**What to produce:** List the lines of this listing that hold the word "text".

**Dataset content:**
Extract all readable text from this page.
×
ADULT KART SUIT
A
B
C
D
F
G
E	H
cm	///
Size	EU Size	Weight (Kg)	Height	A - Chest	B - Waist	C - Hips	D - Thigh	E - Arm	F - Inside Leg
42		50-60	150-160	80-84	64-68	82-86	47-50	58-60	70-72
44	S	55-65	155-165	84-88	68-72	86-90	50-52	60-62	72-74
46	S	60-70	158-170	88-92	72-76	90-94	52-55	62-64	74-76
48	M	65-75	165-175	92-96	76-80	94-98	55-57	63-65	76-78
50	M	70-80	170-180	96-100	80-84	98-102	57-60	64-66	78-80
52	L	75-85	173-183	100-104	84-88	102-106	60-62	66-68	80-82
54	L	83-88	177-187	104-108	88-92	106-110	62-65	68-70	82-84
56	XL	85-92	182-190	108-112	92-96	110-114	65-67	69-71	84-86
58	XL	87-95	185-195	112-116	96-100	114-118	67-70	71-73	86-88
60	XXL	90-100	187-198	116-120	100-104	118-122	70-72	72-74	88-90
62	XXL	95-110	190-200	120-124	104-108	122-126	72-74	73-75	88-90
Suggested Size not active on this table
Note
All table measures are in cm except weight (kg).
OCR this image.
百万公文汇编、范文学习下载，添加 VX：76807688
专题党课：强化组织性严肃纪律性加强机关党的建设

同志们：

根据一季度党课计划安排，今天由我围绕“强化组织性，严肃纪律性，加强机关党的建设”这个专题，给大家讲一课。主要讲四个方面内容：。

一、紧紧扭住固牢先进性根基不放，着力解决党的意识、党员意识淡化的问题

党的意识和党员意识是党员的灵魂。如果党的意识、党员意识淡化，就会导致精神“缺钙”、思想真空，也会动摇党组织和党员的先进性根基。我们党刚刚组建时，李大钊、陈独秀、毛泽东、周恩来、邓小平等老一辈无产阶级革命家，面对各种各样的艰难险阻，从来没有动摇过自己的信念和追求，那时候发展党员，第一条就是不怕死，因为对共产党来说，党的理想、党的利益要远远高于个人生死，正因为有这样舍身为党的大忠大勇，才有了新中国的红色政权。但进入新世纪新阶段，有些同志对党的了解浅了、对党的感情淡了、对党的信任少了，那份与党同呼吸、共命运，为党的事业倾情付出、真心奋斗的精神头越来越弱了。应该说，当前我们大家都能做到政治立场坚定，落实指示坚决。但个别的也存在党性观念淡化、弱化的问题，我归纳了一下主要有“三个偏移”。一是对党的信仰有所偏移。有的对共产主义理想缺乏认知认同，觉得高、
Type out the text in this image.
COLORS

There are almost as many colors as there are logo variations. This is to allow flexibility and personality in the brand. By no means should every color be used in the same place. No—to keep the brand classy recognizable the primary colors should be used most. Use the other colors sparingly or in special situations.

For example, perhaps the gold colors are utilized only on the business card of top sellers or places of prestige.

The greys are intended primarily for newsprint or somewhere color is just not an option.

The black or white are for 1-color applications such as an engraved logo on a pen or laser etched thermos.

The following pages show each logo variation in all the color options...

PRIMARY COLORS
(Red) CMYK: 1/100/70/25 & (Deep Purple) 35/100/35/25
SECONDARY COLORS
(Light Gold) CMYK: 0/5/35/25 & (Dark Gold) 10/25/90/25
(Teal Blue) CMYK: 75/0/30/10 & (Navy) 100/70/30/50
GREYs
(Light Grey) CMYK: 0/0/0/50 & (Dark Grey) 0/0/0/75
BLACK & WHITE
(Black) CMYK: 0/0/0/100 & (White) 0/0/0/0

**Answer:**
Extract all readable text from this page.
Type out the text in this image.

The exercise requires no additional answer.